- _Supplied records_:

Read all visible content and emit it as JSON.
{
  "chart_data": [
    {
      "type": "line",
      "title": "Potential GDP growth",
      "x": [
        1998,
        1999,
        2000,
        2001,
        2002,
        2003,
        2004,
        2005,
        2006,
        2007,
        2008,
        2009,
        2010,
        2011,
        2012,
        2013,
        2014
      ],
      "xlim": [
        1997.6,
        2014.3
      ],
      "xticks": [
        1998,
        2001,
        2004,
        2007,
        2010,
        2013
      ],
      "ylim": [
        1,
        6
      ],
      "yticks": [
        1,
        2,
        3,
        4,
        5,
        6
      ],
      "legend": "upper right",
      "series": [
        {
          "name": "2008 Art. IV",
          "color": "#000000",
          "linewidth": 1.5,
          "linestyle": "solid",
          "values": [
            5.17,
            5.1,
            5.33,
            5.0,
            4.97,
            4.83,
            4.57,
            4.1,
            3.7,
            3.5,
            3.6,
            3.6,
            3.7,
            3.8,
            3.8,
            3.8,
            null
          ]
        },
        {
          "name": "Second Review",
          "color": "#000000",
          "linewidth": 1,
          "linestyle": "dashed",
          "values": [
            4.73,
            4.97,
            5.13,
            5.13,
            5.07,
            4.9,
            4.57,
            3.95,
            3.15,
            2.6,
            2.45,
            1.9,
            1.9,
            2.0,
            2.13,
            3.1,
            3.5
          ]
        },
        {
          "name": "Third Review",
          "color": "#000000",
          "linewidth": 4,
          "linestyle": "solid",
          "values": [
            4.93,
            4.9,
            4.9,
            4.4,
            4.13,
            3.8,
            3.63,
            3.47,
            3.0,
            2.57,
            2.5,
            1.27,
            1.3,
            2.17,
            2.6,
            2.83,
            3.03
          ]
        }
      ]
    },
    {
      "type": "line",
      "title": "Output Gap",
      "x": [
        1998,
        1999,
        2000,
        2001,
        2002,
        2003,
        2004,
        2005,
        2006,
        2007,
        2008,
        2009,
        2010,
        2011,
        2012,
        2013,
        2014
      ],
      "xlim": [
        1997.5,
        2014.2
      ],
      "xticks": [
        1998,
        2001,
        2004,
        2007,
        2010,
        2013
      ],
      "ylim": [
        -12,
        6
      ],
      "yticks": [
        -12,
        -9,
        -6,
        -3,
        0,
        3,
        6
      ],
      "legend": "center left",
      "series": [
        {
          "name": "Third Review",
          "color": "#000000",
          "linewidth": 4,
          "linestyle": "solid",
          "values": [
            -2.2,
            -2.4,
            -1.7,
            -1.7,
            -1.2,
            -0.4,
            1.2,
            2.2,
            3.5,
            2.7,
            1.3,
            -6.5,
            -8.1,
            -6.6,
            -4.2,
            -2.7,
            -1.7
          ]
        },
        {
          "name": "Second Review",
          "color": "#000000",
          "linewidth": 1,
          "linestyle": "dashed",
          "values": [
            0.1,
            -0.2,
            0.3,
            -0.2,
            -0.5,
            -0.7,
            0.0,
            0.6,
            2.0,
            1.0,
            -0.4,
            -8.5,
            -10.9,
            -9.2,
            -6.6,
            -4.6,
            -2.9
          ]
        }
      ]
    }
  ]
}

- _Exercise_:
Copy each entry exactly, with nothing added or dropped.

- _Response to this exercise_:
Read all visible content and emit it as JSON.
{
  "chart_data": [
    {
      "type": "line",
      "title": "Potential GDP growth",
      "x": [
        1998,
        1999,
        2000,
        2001,
        2002,
        2003,
        2004,
        2005,
        2006,
        2007,
        2008,
        2009,
        2010,
        2011,
        2012,
        2013,
        2014
      ],
      "xlim": [
        1997.6,
        2014.3
      ],
      "xticks": [
        1998,
        2001,
        2004,
        2007,
        2010,
        2013
      ],
      "ylim": [
        1,
        6
      ],
      "yticks": [
        1,
        2,
        3,
        4,
        5,
        6
      ],
      "legend": "upper right",
      "series": [
        {
          "name": "2008 Art. IV",
          "color": "#000000",
          "linewidth": 1.5,
          "linestyle": "solid",
          "values": [
            5.17,
            5.1,
            5.33,
            5.0,
            4.97,
            4.83,
            4.57,
            4.1,
            3.7,
            3.5,
            3.6,
            3.6,
            3.7,
            3.8,
            3.8,
            3.8,
            null
          ]
        },
        {
          "name": "Second Review",
          "color": "#000000",
          "linewidth": 1,
          "linestyle": "dashed",
          "values": [
            4.73,
            4.97,
            5.13,
            5.13,
            5.07,
            4.9,
            4.57,
            3.95,
            3.15,
            2.6,
            2.45,
            1.9,
            1.9,
            2.0,
            2.13,
            3.1,
            3.5
          ]
        },
        {
          "name": "Third Review",
          "color": "#000000",
          "linewidth": 4,
          "linestyle": "solid",
          "values": [
            4.93,
            4.9,
            4.9,
            4.4,
            4.13,
            3.8,
            3.63,
            3.47,
            3.0,
            2.57,
            2.5,
            1.27,
            1.3,
            2.17,
            2.6,
            2.83,
            3.03
          ]
        }
      ]
    },
    {
      "type": "line",
      "title": "Output Gap",
      "x": [
        1998,
        1999,
        2000,
        2001,
        2002,
        2003,
        2004,
        2005,
        2006,
        2007,
        2008,
        2009,
        2010,
        2011,
        2012,
        2013,
        2014
      ],
      "xlim": [
        1997.5,
        2014.2
      ],
      "xticks": [
        1998,
        2001,
        2004,
        2007,
        2010,
        2013
      ],
      "ylim": [
        -12,
        6
      ],
      "yticks": [
        -12,
        -9,
        -6,
        -3,
        0,
        3,
        6
      ],
      "legend": "center left",
      "series": [
        {
          "name": "Third Review",
          "color": "#000000",
          "linewidth": 4,
          "linestyle": "solid",
          "values": [
            -2.2,
            -2.4,
            -1.7,
            -1.7,
            -1.2,
            -0.4,
            1.2,
            2.2,
            3.5,
            2.7,
            1.3,
            -6.5,
            -8.1,
            -6.6,
            -4.2,
            -2.7,
            -1.7
          ]
        },
        {
          "name": "Second Review",
          "color": "#000000",
          "linewidth": 1,
          "linestyle": "dashed",
          "values": [
            0.1,
            -0.2,
            0.3,
            -0.2,
            -0.5,
            -0.7,
            0.0,
            0.6,
            2.0,
            1.0,
            -0.4,
            -8.5,
            -10.9,
            -9.2,
            -6.6,
            -4.6,
            -2.9
          ]
        }
      ]
    }
  ]
}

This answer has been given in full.